*** INPUT DATA

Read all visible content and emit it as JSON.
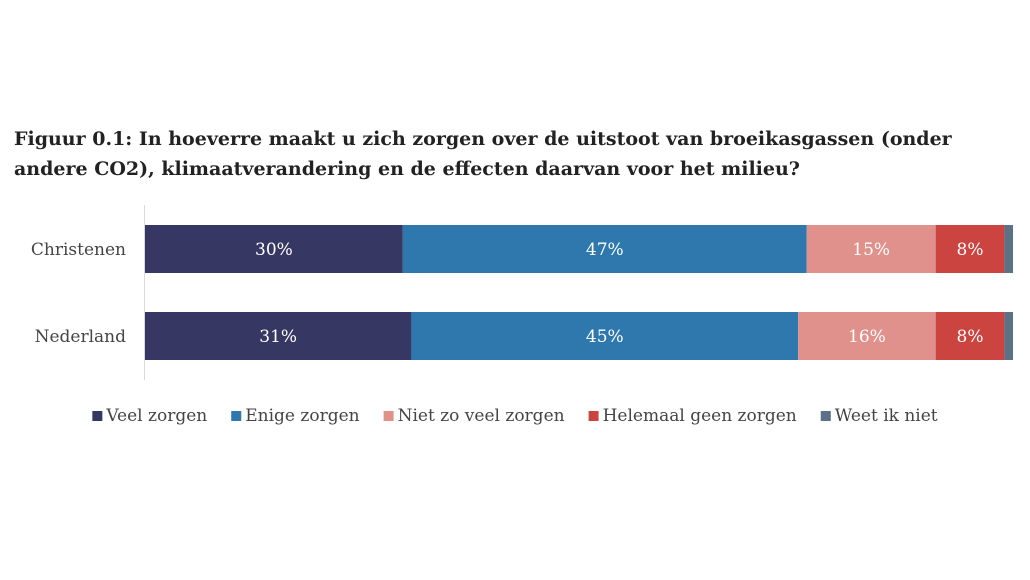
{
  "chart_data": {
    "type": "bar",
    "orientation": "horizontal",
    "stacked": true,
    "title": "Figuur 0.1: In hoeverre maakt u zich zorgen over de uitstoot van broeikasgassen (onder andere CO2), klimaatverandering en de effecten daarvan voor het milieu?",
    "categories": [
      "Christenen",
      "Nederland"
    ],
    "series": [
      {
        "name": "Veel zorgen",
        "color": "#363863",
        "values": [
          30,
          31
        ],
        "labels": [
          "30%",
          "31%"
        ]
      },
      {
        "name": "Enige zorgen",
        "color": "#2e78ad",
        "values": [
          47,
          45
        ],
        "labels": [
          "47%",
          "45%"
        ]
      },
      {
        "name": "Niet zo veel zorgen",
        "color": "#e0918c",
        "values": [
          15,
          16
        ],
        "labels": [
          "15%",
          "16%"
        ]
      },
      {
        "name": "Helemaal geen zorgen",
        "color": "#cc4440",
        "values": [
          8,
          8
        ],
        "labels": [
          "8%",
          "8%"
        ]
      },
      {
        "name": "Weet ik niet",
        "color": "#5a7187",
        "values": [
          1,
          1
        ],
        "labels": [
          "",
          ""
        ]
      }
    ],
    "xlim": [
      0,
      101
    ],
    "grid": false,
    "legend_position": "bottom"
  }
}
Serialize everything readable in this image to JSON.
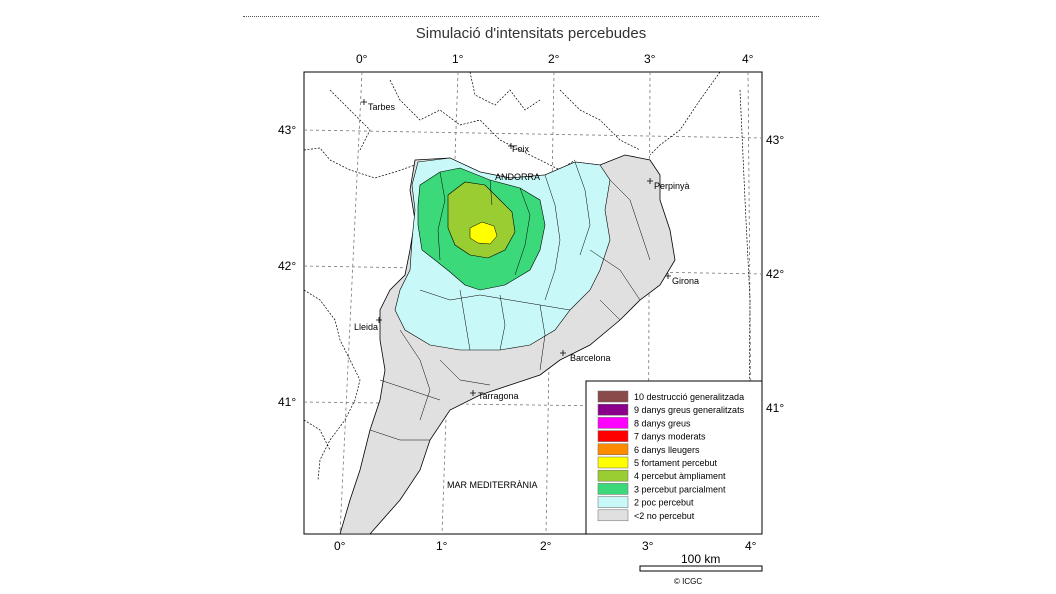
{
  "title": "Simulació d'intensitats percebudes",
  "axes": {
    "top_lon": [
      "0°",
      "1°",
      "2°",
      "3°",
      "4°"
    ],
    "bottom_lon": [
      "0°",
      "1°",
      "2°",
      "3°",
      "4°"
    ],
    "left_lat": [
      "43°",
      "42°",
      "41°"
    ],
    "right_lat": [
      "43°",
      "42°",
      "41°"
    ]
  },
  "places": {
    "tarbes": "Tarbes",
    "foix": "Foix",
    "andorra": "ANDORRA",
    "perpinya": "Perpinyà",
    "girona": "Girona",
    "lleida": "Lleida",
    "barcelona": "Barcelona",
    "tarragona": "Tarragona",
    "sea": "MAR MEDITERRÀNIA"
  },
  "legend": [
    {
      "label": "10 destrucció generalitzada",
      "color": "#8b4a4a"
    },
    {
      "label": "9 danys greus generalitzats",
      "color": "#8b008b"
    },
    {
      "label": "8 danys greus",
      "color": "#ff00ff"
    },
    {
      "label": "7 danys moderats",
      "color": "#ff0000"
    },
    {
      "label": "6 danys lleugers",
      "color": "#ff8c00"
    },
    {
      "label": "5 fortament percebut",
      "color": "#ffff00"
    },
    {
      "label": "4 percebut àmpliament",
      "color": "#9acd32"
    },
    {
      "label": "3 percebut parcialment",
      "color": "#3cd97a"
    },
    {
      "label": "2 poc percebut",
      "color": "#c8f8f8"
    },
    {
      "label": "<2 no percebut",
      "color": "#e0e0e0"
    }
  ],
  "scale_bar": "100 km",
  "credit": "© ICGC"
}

******

SHORT TASK:
Exclude all pictures and reproduce exactly the lines from the one containing "Serialize everything readable" through the final line of the entries above.

FINISHED TASK:
Serialize everything readable in this image to JSON.
{
  "title": "Simulació d'intensitats percebudes",
  "axes": {
    "top_lon": [
      "0°",
      "1°",
      "2°",
      "3°",
      "4°"
    ],
    "bottom_lon": [
      "0°",
      "1°",
      "2°",
      "3°",
      "4°"
    ],
    "left_lat": [
      "43°",
      "42°",
      "41°"
    ],
    "right_lat": [
      "43°",
      "42°",
      "41°"
    ]
  },
  "places": {
    "tarbes": "Tarbes",
    "foix": "Foix",
    "andorra": "ANDORRA",
    "perpinya": "Perpinyà",
    "girona": "Girona",
    "lleida": "Lleida",
    "barcelona": "Barcelona",
    "tarragona": "Tarragona",
    "sea": "MAR MEDITERRÀNIA"
  },
  "legend": [
    {
      "label": "10 destrucció generalitzada",
      "color": "#8b4a4a"
    },
    {
      "label": "9 danys greus generalitzats",
      "color": "#8b008b"
    },
    {
      "label": "8 danys greus",
      "color": "#ff00ff"
    },
    {
      "label": "7 danys moderats",
      "color": "#ff0000"
    },
    {
      "label": "6 danys lleugers",
      "color": "#ff8c00"
    },
    {
      "label": "5 fortament percebut",
      "color": "#ffff00"
    },
    {
      "label": "4 percebut àmpliament",
      "color": "#9acd32"
    },
    {
      "label": "3 percebut parcialment",
      "color": "#3cd97a"
    },
    {
      "label": "2 poc percebut",
      "color": "#c8f8f8"
    },
    {
      "label": "<2 no percebut",
      "color": "#e0e0e0"
    }
  ],
  "scale_bar": "100 km",
  "credit": "© ICGC"
}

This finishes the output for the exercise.